**Task objective:**
Keep the pictures out of the copy and repeat the records exactly.

══════════════════════════════

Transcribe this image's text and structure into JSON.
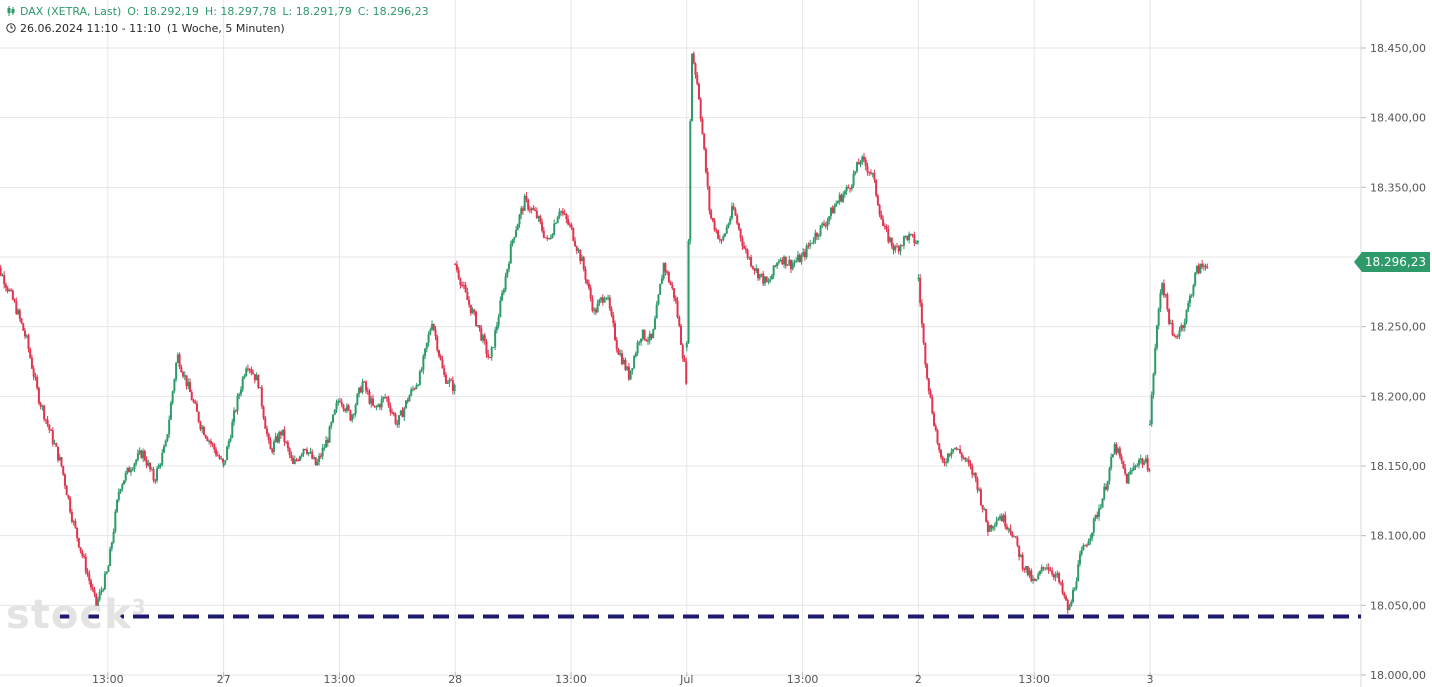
{
  "header": {
    "instrument": "DAX (XETRA, Last)",
    "open": "O: 18.292,19",
    "high": "H: 18.297,78",
    "low": "L: 18.291,79",
    "close": "C: 18.296,23",
    "range": "26.06.2024 11:10 - 11:10",
    "timeframe": "(1 Woche, 5 Minuten)",
    "icon_instrument": "candlestick-icon",
    "icon_time": "clock-icon"
  },
  "watermark": "stock",
  "last_price_label": "18.296,23",
  "colors": {
    "up": "#2e9a6a",
    "down": "#e0344f",
    "support_line": "#1e1a6e",
    "grid": "#e6e6e6"
  },
  "chart_data": {
    "type": "candlestick",
    "ylim": [
      18000,
      18470
    ],
    "y_ticks": [
      "18.000,00",
      "18.050,00",
      "18.100,00",
      "18.150,00",
      "18.200,00",
      "18.250,00",
      "18.300,00",
      "18.350,00",
      "18.400,00",
      "18.450,00"
    ],
    "y_tick_values": [
      18000,
      18050,
      18100,
      18150,
      18200,
      18250,
      18300,
      18350,
      18400,
      18450
    ],
    "x_ticks": [
      "13:00",
      "27",
      "13:00",
      "28",
      "13:00",
      "Jul",
      "13:00",
      "2",
      "13:00",
      "3"
    ],
    "x_tick_days": [
      0.5,
      1,
      1.5,
      2,
      2.5,
      3,
      3.5,
      4,
      4.5,
      5
    ],
    "support_level": 18042,
    "last_price": 18296.23,
    "session_breaks": [
      2,
      3,
      4,
      5
    ],
    "series": [
      {
        "path_days": [
          0,
          0.05,
          0.1,
          0.15,
          0.2,
          0.25,
          0.3,
          0.35,
          0.4,
          0.45,
          0.5,
          0.55,
          0.6,
          0.65,
          0.7,
          0.75,
          0.8,
          0.85,
          0.9,
          0.95,
          1.0
        ],
        "path_values": [
          18300,
          18285,
          18265,
          18240,
          18200,
          18175,
          18150,
          18110,
          18080,
          18050,
          18075,
          18135,
          18150,
          18160,
          18140,
          18165,
          18230,
          18205,
          18180,
          18165,
          18150
        ]
      },
      {
        "path_days": [
          1.0,
          1.05,
          1.1,
          1.15,
          1.2,
          1.25,
          1.3,
          1.35,
          1.4,
          1.45,
          1.5,
          1.55,
          1.6,
          1.65,
          1.7,
          1.75,
          1.8,
          1.85,
          1.9,
          1.95,
          2.0
        ],
        "path_values": [
          18150,
          18190,
          18225,
          18210,
          18160,
          18175,
          18150,
          18165,
          18150,
          18170,
          18200,
          18185,
          18210,
          18190,
          18200,
          18180,
          18200,
          18215,
          18255,
          18215,
          18205
        ]
      },
      {
        "path_days": [
          2.0,
          2.05,
          2.1,
          2.15,
          2.2,
          2.25,
          2.3,
          2.35,
          2.4,
          2.45,
          2.5,
          2.55,
          2.6,
          2.65,
          2.7,
          2.75,
          2.8,
          2.85,
          2.9,
          2.95,
          3.0
        ],
        "path_values": [
          18295,
          18270,
          18250,
          18225,
          18270,
          18315,
          18340,
          18330,
          18310,
          18335,
          18320,
          18295,
          18260,
          18275,
          18235,
          18215,
          18245,
          18240,
          18295,
          18270,
          18210
        ]
      },
      {
        "path_days": [
          3.0,
          3.02,
          3.05,
          3.1,
          3.15,
          3.2,
          3.25,
          3.3,
          3.35,
          3.4,
          3.45,
          3.5,
          3.55,
          3.6,
          3.65,
          3.7,
          3.75,
          3.8,
          3.85,
          3.9,
          3.95,
          4.0
        ],
        "path_values": [
          18235,
          18450,
          18420,
          18330,
          18310,
          18335,
          18305,
          18290,
          18280,
          18300,
          18295,
          18300,
          18315,
          18325,
          18340,
          18350,
          18370,
          18360,
          18320,
          18305,
          18315,
          18310
        ]
      },
      {
        "path_days": [
          4.0,
          4.02,
          4.05,
          4.1,
          4.15,
          4.2,
          4.25,
          4.3,
          4.35,
          4.4,
          4.45,
          4.5,
          4.55,
          4.6,
          4.65,
          4.7,
          4.75,
          4.8,
          4.85,
          4.9,
          4.95,
          5.0
        ],
        "path_values": [
          18285,
          18240,
          18200,
          18150,
          18165,
          18155,
          18140,
          18105,
          18115,
          18105,
          18080,
          18065,
          18080,
          18070,
          18045,
          18085,
          18105,
          18130,
          18165,
          18140,
          18155,
          18150
        ]
      },
      {
        "path_days": [
          5.0,
          5.02,
          5.05,
          5.1,
          5.15,
          5.2,
          5.25
        ],
        "path_values": [
          18180,
          18230,
          18285,
          18240,
          18255,
          18290,
          18296.23
        ]
      }
    ]
  }
}
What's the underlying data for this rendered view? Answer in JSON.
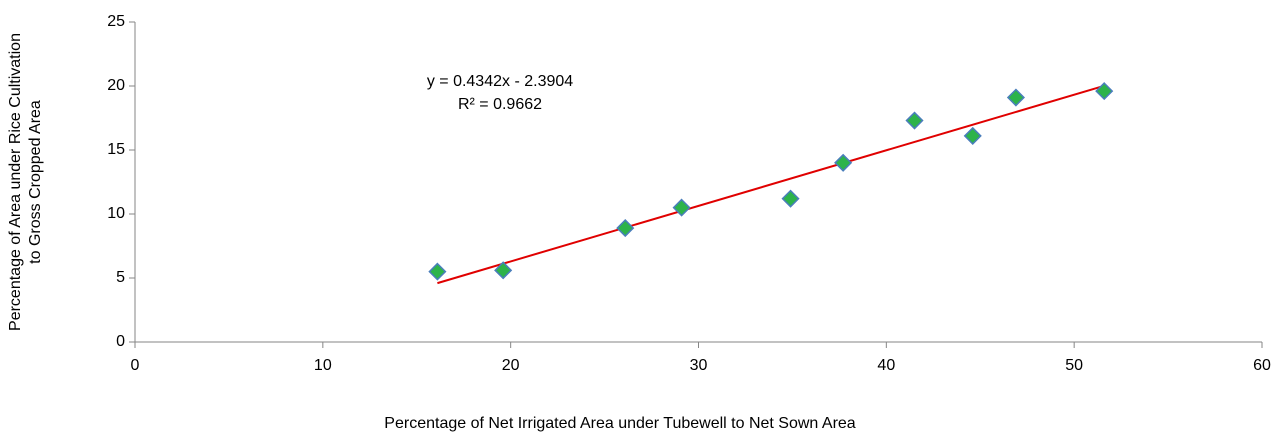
{
  "chart_data": {
    "type": "scatter",
    "xlabel": "Percentage of Net Irrigated Area under Tubewell to Net Sown Area",
    "ylabel": [
      "Percentage of Area under Rice Cultivation",
      "to Gross Cropped Area"
    ],
    "series": [
      {
        "color": "#2db34a",
        "edge_color": "#4a7ebb",
        "x": [
          16.1,
          19.6,
          26.1,
          29.1,
          34.9,
          37.7,
          41.5,
          44.6,
          46.9,
          51.6
        ],
        "values": [
          5.5,
          5.6,
          8.9,
          10.5,
          11.2,
          14.0,
          17.3,
          16.1,
          19.1,
          19.6
        ]
      }
    ],
    "trendline": {
      "slope": 0.4342,
      "intercept": -2.3904,
      "color": "#e00000",
      "label": "y = 0.4342x - 2.3904",
      "r2": 0.9662,
      "r2_label": "R² = 0.9662"
    },
    "xlim": [
      0,
      60
    ],
    "xticks": [
      0,
      10,
      20,
      30,
      40,
      50,
      60
    ],
    "ylim": [
      0,
      25
    ],
    "yticks": [
      0,
      5,
      10,
      15,
      20,
      25
    ],
    "grid": false
  }
}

══════════════════════════════

**Answer for the task:**
Transcribe this image's text and structure into JSON.
{
  "header": {
    "instrument": "DAX (XETRA, Last)",
    "open": "O: 18.292,19",
    "high": "H: 18.297,78",
    "low": "L: 18.291,79",
    "close": "C: 18.296,23",
    "range": "26.06.2024 11:10 - 11:10",
    "timeframe": "(1 Woche, 5 Minuten)",
    "icon_instrument": "candlestick-icon",
    "icon_time": "clock-icon"
  },
  "watermark": "stock",
  "last_price_label": "18.296,23",
  "colors": {
    "up": "#2e9a6a",
    "down": "#e0344f",
    "support_line": "#1e1a6e",
    "grid": "#e6e6e6"
  },
  "chart_data": {
    "type": "candlestick",
    "ylim": [
      18000,
      18470
    ],
    "y_ticks": [
      "18.000,00",
      "18.050,00",
      "18.100,00",
      "18.150,00",
      "18.200,00",
      "18.250,00",
      "18.300,00",
      "18.350,00",
      "18.400,00",
      "18.450,00"
    ],
    "y_tick_values": [
      18000,
      18050,
      18100,
      18150,
      18200,
      18250,
      18300,
      18350,
      18400,
      18450
    ],
    "x_ticks": [
      "13:00",
      "27",
      "13:00",
      "28",
      "13:00",
      "Jul",
      "13:00",
      "2",
      "13:00",
      "3"
    ],
    "x_tick_days": [
      0.5,
      1,
      1.5,
      2,
      2.5,
      3,
      3.5,
      4,
      4.5,
      5
    ],
    "support_level": 18042,
    "last_price": 18296.23,
    "session_breaks": [
      2,
      3,
      4,
      5
    ],
    "series": [
      {
        "path_days": [
          0,
          0.05,
          0.1,
          0.15,
          0.2,
          0.25,
          0.3,
          0.35,
          0.4,
          0.45,
          0.5,
          0.55,
          0.6,
          0.65,
          0.7,
          0.75,
          0.8,
          0.85,
          0.9,
          0.95,
          1.0
        ],
        "path_values": [
          18300,
          18285,
          18265,
          18240,
          18200,
          18175,
          18150,
          18110,
          18080,
          18050,
          18075,
          18135,
          18150,
          18160,
          18140,
          18165,
          18230,
          18205,
          18180,
          18165,
          18150
        ]
      },
      {
        "path_days": [
          1.0,
          1.05,
          1.1,
          1.15,
          1.2,
          1.25,
          1.3,
          1.35,
          1.4,
          1.45,
          1.5,
          1.55,
          1.6,
          1.65,
          1.7,
          1.75,
          1.8,
          1.85,
          1.9,
          1.95,
          2.0
        ],
        "path_values": [
          18150,
          18190,
          18225,
          18210,
          18160,
          18175,
          18150,
          18165,
          18150,
          18170,
          18200,
          18185,
          18210,
          18190,
          18200,
          18180,
          18200,
          18215,
          18255,
          18215,
          18205
        ]
      },
      {
        "path_days": [
          2.0,
          2.05,
          2.1,
          2.15,
          2.2,
          2.25,
          2.3,
          2.35,
          2.4,
          2.45,
          2.5,
          2.55,
          2.6,
          2.65,
          2.7,
          2.75,
          2.8,
          2.85,
          2.9,
          2.95,
          3.0
        ],
        "path_values": [
          18295,
          18270,
          18250,
          18225,
          18270,
          18315,
          18340,
          18330,
          18310,
          18335,
          18320,
          18295,
          18260,
          18275,
          18235,
          18215,
          18245,
          18240,
          18295,
          18270,
          18210
        ]
      },
      {
        "path_days": [
          3.0,
          3.02,
          3.05,
          3.1,
          3.15,
          3.2,
          3.25,
          3.3,
          3.35,
          3.4,
          3.45,
          3.5,
          3.55,
          3.6,
          3.65,
          3.7,
          3.75,
          3.8,
          3.85,
          3.9,
          3.95,
          4.0
        ],
        "path_values": [
          18235,
          18450,
          18420,
          18330,
          18310,
          18335,
          18305,
          18290,
          18280,
          18300,
          18295,
          18300,
          18315,
          18325,
          18340,
          18350,
          18370,
          18360,
          18320,
          18305,
          18315,
          18310
        ]
      },
      {
        "path_days": [
          4.0,
          4.02,
          4.05,
          4.1,
          4.15,
          4.2,
          4.25,
          4.3,
          4.35,
          4.4,
          4.45,
          4.5,
          4.55,
          4.6,
          4.65,
          4.7,
          4.75,
          4.8,
          4.85,
          4.9,
          4.95,
          5.0
        ],
        "path_values": [
          18285,
          18240,
          18200,
          18150,
          18165,
          18155,
          18140,
          18105,
          18115,
          18105,
          18080,
          18065,
          18080,
          18070,
          18045,
          18085,
          18105,
          18130,
          18165,
          18140,
          18155,
          18150
        ]
      },
      {
        "path_days": [
          5.0,
          5.02,
          5.05,
          5.1,
          5.15,
          5.2,
          5.25
        ],
        "path_values": [
          18180,
          18230,
          18285,
          18240,
          18255,
          18290,
          18296.23
        ]
      }
    ]
  }
}
What's the underlying data for this rendered view? Answer in JSON.
{
  "chart_data": {
    "type": "scatter",
    "xlabel": "Percentage of Net Irrigated Area under Tubewell to Net Sown Area",
    "ylabel": [
      "Percentage of Area under Rice Cultivation",
      "to Gross Cropped Area"
    ],
    "series": [
      {
        "color": "#2db34a",
        "edge_color": "#4a7ebb",
        "x": [
          16.1,
          19.6,
          26.1,
          29.1,
          34.9,
          37.7,
          41.5,
          44.6,
          46.9,
          51.6
        ],
        "values": [
          5.5,
          5.6,
          8.9,
          10.5,
          11.2,
          14.0,
          17.3,
          16.1,
          19.1,
          19.6
        ]
      }
    ],
    "trendline": {
      "slope": 0.4342,
      "intercept": -2.3904,
      "color": "#e00000",
      "label": "y = 0.4342x - 2.3904",
      "r2": 0.9662,
      "r2_label": "R² = 0.9662"
    },
    "xlim": [
      0,
      60
    ],
    "xticks": [
      0,
      10,
      20,
      30,
      40,
      50,
      60
    ],
    "ylim": [
      0,
      25
    ],
    "yticks": [
      0,
      5,
      10,
      15,
      20,
      25
    ],
    "grid": false
  }
}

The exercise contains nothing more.